> _Your objective_:
Copy the essay on human space exploration from "by Jonathan Wallace" up to and including "people in space.", replacing "robots" with "drones".

> _Selected text_:
Life and Death in Outer Space

by Jonathan Wallace

The explosion of the Columbia last February was mourned by a chorus of voices saying that human space exploration is useless, expensive, fatal, an invitation to meaningless tragedy. Some think that there is nothing to be done or found in space. Others say that there is nothing which cannot be done or found by robots and satellites, that there is no reason to risk people in space.

I disagree. As I have said before, the human venture into space is a deeply creative and psychological endeavor; it is an early exploration, the mad wandering of a Balboa, not the late stage rational engineering of a Union Pacific railroad. When you ask why we will go to the planets (and later the stars, if we can), you are using language to question a human urge deeper than language. You might as well ask why humankind, born in Africa, wandered as far as the frozen and inhospitable lands near the North Pole. The only answer is, because that's what we critters do.

I would like to see it happen because I would have loved to go there myself. I think now that I will never have the chance, because it will not happen in my lifetime. My second thought, when the Challenger blew up in 1986, was that the death of the Schoolteacher in Space, Christa McAuliffe, would postpone the carriage of non-crew civilians for just enough years that I would miss it. I mourned that loss almost as much as that of the Challenger crew.

Even if I can never go, I would like to live and die still believing that we will go. I am not ignorant that this opens a can of worms. I suppose (subject for a good alternative history science fiction story) that if the technology had existed in the 1400's, there would have been voices saying that it was too dangerous to send men and women to the "new world", lets send automatons instead. Our arrival here was a deeply confused and violent story of endurance, heroism and mass murder, and our travel anywhere else, if we encounter life there, is likely to be just the same. I hardly dare to hope we will soon reach the level where we can travel without killing. In the short run, I take solace in the fact that there does not seem to be life anywhere where it is now physically possible for us to go; we will be drawing on tabulas rasas.

> _Data excerpt_:
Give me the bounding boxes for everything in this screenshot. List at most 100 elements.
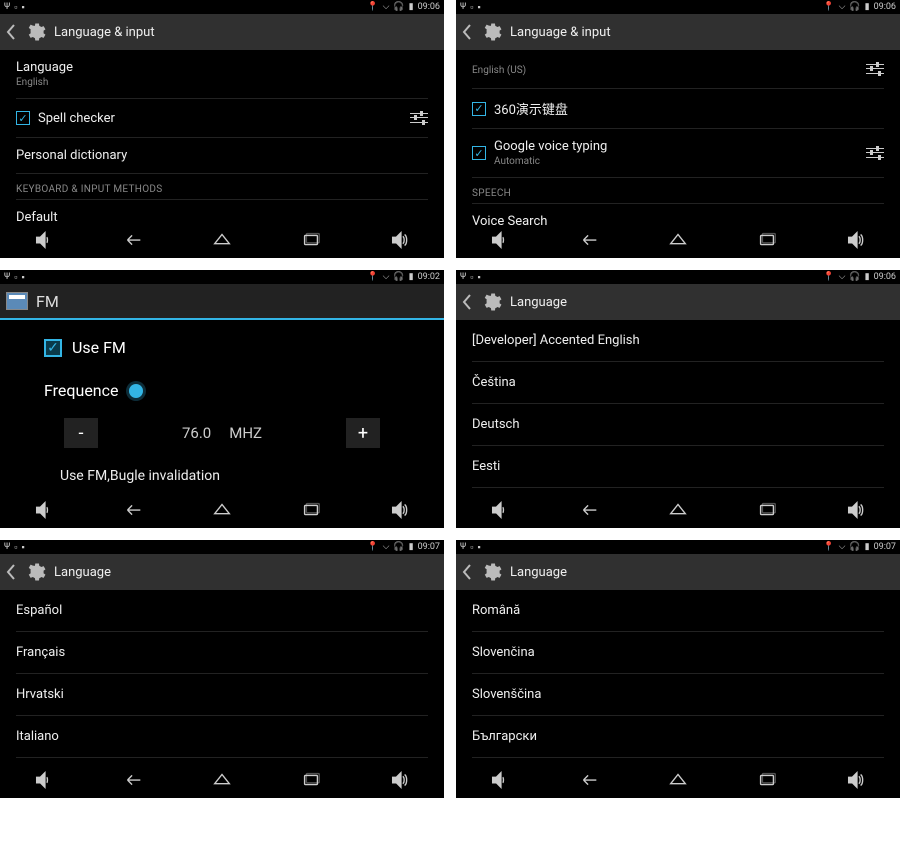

> _Complete answer_:
by Jonathan Wallace

The explosion of the Columbia last February was mourned by a chorus of voices saying that human space exploration is useless, expensive, fatal, an invitation to meaningless tragedy. Some think that there is nothing to be done or found in space. Others say that there is nothing which cannot be done or found by drones and satellites, that there is no reason to risk people in space.